### ASSIGNMENT
Write each record again exactly as it stands.

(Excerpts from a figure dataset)

╔══

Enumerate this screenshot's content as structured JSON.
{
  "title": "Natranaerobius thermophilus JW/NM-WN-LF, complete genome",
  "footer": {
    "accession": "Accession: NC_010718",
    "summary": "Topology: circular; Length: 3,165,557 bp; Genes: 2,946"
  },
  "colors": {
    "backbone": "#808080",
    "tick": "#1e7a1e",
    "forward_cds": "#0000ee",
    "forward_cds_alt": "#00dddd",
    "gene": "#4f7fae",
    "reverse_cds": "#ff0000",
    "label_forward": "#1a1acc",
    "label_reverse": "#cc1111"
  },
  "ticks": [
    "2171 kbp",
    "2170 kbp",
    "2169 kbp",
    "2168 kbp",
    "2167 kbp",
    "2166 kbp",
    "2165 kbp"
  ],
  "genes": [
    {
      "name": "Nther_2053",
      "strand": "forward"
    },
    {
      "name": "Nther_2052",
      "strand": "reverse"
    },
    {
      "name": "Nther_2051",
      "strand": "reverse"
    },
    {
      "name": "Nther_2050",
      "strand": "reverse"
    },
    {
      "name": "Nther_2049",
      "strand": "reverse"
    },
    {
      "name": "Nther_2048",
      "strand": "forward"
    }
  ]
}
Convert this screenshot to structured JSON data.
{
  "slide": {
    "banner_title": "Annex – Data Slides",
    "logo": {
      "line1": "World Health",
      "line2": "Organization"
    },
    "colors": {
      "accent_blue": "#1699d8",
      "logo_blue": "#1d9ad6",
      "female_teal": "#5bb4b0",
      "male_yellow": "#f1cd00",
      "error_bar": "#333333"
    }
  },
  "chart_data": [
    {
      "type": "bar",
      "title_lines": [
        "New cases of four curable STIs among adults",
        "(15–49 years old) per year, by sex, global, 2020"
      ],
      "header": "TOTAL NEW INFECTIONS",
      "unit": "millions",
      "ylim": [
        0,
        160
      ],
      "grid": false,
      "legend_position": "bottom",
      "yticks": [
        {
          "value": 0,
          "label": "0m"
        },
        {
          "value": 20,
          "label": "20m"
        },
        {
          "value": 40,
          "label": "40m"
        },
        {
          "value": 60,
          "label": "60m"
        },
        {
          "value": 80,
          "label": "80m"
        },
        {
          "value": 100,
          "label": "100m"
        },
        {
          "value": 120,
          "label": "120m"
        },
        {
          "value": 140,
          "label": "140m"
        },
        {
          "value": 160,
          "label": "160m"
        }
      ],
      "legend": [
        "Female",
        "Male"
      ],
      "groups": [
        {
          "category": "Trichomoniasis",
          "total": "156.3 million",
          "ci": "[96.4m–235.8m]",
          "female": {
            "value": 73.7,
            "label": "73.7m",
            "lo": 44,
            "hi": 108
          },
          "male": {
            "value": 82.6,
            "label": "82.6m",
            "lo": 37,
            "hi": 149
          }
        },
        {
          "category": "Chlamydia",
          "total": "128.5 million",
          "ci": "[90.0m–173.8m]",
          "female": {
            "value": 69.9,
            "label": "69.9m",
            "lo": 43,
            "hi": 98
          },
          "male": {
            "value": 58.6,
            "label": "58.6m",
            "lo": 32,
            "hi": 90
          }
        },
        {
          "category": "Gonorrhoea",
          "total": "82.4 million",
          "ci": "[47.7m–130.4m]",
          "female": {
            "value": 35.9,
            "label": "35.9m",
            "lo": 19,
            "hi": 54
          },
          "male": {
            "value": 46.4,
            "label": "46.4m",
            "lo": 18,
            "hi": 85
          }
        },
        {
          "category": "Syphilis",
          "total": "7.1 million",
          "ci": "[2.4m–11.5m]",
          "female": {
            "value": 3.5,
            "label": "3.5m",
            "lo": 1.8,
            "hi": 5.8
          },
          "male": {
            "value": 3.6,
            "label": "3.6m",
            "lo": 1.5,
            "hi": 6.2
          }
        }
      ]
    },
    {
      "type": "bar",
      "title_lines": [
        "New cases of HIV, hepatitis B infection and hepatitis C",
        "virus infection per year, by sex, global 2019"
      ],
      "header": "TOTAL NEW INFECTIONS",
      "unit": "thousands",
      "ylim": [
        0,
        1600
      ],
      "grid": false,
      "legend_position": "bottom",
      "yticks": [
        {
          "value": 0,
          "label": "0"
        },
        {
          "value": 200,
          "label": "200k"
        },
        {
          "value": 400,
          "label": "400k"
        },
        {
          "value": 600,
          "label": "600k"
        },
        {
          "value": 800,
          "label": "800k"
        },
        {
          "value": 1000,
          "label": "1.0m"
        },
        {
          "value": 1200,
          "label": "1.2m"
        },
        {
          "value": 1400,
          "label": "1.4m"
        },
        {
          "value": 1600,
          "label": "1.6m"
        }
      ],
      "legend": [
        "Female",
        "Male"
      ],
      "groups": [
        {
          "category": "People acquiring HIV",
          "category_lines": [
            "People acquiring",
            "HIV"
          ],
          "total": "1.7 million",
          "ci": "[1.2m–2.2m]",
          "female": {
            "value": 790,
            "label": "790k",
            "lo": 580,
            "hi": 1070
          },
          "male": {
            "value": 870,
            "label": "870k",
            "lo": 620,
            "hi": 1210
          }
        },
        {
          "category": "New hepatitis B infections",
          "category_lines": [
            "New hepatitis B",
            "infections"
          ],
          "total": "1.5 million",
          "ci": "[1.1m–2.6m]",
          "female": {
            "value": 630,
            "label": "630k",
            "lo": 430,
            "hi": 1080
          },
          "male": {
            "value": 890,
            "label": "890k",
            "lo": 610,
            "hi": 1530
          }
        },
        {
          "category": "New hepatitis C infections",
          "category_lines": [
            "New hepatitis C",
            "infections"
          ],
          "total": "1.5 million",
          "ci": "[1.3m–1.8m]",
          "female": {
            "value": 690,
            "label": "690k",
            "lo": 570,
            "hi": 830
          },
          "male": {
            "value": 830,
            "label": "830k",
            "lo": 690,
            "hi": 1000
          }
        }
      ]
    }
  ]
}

╚══

### EXERCISE RESULT
Enumerate this screenshot's content as structured JSON.
{
  "title": "Natranaerobius thermophilus JW/NM-WN-LF, complete genome",
  "footer": {
    "accession": "Accession: NC_010718",
    "summary": "Topology: circular; Length: 3,165,557 bp; Genes: 2,946"
  },
  "colors": {
    "backbone": "#808080",
    "tick": "#1e7a1e",
    "forward_cds": "#0000ee",
    "forward_cds_alt": "#00dddd",
    "gene": "#4f7fae",
    "reverse_cds": "#ff0000",
    "label_forward": "#1a1acc",
    "label_reverse": "#cc1111"
  },
  "ticks": [
    "2171 kbp",
    "2170 kbp",
    "2169 kbp",
    "2168 kbp",
    "2167 kbp",
    "2166 kbp",
    "2165 kbp"
  ],
  "genes": [
    {
      "name": "Nther_2053",
      "strand": "forward"
    },
    {
      "name": "Nther_2052",
      "strand": "reverse"
    },
    {
      "name": "Nther_2051",
      "strand": "reverse"
    },
    {
      "name": "Nther_2050",
      "strand": "reverse"
    },
    {
      "name": "Nther_2049",
      "strand": "reverse"
    },
    {
      "name": "Nther_2048",
      "strand": "forward"
    }
  ]
}
Convert this screenshot to structured JSON data.
{
  "slide": {
    "banner_title": "Annex – Data Slides",
    "logo": {
      "line1": "World Health",
      "line2": "Organization"
    },
    "colors": {
      "accent_blue": "#1699d8",
      "logo_blue": "#1d9ad6",
      "female_teal": "#5bb4b0",
      "male_yellow": "#f1cd00",
      "error_bar": "#333333"
    }
  },
  "chart_data": [
    {
      "type": "bar",
      "title_lines": [
        "New cases of four curable STIs among adults",
        "(15–49 years old) per year, by sex, global, 2020"
      ],
      "header": "TOTAL NEW INFECTIONS",
      "unit": "millions",
      "ylim": [
        0,
        160
      ],
      "grid": false,
      "legend_position": "bottom",
      "yticks": [
        {
          "value": 0,
          "label": "0m"
        },
        {
          "value": 20,
          "label": "20m"
        },
        {
          "value": 40,
          "label": "40m"
        },
        {
          "value": 60,
          "label": "60m"
        },
        {
          "value": 80,
          "label": "80m"
        },
        {
          "value": 100,
          "label": "100m"
        },
        {
          "value": 120,
          "label": "120m"
        },
        {
          "value": 140,
          "label": "140m"
        },
        {
          "value": 160,
          "label": "160m"
        }
      ],
      "legend": [
        "Female",
        "Male"
      ],
      "groups": [
        {
          "category": "Trichomoniasis",
          "total": "156.3 million",
          "ci": "[96.4m–235.8m]",
          "female": {
            "value": 73.7,
            "label": "73.7m",
            "lo": 44,
            "hi": 108
          },
          "male": {
            "value": 82.6,
            "label": "82.6m",
            "lo": 37,
            "hi": 149
          }
        },
        {
          "category": "Chlamydia",
          "total": "128.5 million",
          "ci": "[90.0m–173.8m]",
          "female": {
            "value": 69.9,
            "label": "69.9m",
            "lo": 43,
            "hi": 98
          },
          "male": {
            "value": 58.6,
            "label": "58.6m",
            "lo": 32,
            "hi": 90
          }
        },
        {
          "category": "Gonorrhoea",
          "total": "82.4 million",
          "ci": "[47.7m–130.4m]",
          "female": {
            "value": 35.9,
            "label": "35.9m",
            "lo": 19,
            "hi": 54
          },
          "male": {
            "value": 46.4,
            "label": "46.4m",
            "lo": 18,
            "hi": 85
          }
        },
        {
          "category": "Syphilis",
          "total": "7.1 million",
          "ci": "[2.4m–11.5m]",
          "female": {
            "value": 3.5,
            "label": "3.5m",
            "lo": 1.8,
            "hi": 5.8
          },
          "male": {
            "value": 3.6,
            "label": "3.6m",
            "lo": 1.5,
            "hi": 6.2
          }
        }
      ]
    },
    {
      "type": "bar",
      "title_lines": [
        "New cases of HIV, hepatitis B infection and hepatitis C",
        "virus infection per year, by sex, global 2019"
      ],
      "header": "TOTAL NEW INFECTIONS",
      "unit": "thousands",
      "ylim": [
        0,
        1600
      ],
      "grid": false,
      "legend_position": "bottom",
      "yticks": [
        {
          "value": 0,
          "label": "0"
        },
        {
          "value": 200,
          "label": "200k"
        },
        {
          "value": 400,
          "label": "400k"
        },
        {
          "value": 600,
          "label": "600k"
        },
        {
          "value": 800,
          "label": "800k"
        },
        {
          "value": 1000,
          "label": "1.0m"
        },
        {
          "value": 1200,
          "label": "1.2m"
        },
        {
          "value": 1400,
          "label": "1.4m"
        },
        {
          "value": 1600,
          "label": "1.6m"
        }
      ],
      "legend": [
        "Female",
        "Male"
      ],
      "groups": [
        {
          "category": "People acquiring HIV",
          "category_lines": [
            "People acquiring",
            "HIV"
          ],
          "total": "1.7 million",
          "ci": "[1.2m–2.2m]",
          "female": {
            "value": 790,
            "label": "790k",
            "lo": 580,
            "hi": 1070
          },
          "male": {
            "value": 870,
            "label": "870k",
            "lo": 620,
            "hi": 1210
          }
        },
        {
          "category": "New hepatitis B infections",
          "category_lines": [
            "New hepatitis B",
            "infections"
          ],
          "total": "1.5 million",
          "ci": "[1.1m–2.6m]",
          "female": {
            "value": 630,
            "label": "630k",
            "lo": 430,
            "hi": 1080
          },
          "male": {
            "value": 890,
            "label": "890k",
            "lo": 610,
            "hi": 1530
          }
        },
        {
          "category": "New hepatitis C infections",
          "category_lines": [
            "New hepatitis C",
            "infections"
          ],
          "total": "1.5 million",
          "ci": "[1.3m–1.8m]",
          "female": {
            "value": 690,
            "label": "690k",
            "lo": 570,
            "hi": 830
          },
          "male": {
            "value": 830,
            "label": "830k",
            "lo": 690,
            "hi": 1000
          }
        }
      ]
    }
  ]
}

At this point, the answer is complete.